======== INPUT RECORDS ========

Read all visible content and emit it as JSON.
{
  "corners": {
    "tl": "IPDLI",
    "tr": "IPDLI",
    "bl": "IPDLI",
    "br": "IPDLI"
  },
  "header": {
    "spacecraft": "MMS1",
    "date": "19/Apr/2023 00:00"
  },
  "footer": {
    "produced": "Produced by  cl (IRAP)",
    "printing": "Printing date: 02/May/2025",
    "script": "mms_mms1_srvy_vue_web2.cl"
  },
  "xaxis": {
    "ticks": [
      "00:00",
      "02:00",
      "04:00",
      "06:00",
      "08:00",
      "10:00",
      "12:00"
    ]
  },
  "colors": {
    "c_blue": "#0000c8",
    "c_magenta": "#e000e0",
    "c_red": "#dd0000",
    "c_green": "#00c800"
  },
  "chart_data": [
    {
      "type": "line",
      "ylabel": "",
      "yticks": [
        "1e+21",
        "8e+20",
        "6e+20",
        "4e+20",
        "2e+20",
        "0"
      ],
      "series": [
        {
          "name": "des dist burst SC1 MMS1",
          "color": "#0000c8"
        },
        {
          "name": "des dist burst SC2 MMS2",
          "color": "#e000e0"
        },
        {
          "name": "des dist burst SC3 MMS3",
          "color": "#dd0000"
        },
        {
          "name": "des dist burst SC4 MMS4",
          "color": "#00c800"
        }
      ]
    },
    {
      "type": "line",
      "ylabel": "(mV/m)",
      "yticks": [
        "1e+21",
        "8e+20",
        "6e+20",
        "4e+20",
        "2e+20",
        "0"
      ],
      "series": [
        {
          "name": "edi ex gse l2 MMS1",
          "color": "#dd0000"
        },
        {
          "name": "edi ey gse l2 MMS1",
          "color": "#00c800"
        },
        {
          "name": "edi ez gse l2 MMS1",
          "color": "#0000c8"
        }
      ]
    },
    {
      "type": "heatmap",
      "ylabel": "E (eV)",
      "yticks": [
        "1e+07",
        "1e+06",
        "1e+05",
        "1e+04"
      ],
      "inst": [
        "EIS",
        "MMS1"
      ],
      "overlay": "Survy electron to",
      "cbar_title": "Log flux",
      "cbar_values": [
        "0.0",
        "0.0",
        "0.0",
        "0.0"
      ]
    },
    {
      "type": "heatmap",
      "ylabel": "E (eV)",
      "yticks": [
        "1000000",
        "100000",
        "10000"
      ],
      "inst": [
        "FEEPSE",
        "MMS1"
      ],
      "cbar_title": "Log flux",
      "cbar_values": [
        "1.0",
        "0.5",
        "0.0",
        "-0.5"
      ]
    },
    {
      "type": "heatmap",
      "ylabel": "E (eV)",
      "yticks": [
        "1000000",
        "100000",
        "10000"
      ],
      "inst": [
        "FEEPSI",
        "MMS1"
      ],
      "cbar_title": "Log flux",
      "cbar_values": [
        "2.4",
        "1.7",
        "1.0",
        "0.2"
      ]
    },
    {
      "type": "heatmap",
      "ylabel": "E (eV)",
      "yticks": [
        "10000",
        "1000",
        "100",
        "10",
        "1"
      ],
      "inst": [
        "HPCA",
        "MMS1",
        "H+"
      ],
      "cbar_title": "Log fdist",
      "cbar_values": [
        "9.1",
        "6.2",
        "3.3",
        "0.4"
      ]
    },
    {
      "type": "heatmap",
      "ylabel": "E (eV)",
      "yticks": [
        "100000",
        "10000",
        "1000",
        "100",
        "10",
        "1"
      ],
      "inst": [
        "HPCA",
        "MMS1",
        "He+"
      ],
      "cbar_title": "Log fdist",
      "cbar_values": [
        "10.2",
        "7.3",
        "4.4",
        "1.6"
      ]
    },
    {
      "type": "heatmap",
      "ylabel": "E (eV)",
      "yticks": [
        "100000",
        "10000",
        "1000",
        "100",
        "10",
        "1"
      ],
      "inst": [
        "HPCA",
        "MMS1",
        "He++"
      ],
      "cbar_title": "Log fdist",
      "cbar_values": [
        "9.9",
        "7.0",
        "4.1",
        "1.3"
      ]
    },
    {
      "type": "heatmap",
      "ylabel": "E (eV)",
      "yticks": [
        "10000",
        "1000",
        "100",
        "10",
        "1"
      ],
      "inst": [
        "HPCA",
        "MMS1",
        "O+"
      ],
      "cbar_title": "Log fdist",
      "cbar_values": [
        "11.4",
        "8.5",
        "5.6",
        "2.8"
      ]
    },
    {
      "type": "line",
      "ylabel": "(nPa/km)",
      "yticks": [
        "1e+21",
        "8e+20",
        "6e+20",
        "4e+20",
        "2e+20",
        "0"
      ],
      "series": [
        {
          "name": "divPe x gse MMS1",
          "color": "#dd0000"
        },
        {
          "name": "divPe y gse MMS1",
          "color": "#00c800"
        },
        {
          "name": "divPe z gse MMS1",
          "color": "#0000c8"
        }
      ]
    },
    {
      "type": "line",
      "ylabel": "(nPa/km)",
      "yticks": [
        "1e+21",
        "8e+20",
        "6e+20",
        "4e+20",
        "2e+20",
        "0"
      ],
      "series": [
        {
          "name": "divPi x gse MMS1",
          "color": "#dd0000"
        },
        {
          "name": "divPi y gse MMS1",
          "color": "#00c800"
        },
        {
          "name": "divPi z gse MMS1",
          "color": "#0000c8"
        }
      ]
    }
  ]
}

========

### SET TASK:
Take each line of the material that contains the word "divPi" and list it.

### REPLY TO THE EXERCISE:
          "name": "divPi x gse MMS1",
          "name": "divPi y gse MMS1",
          "name": "divPi z gse MMS1",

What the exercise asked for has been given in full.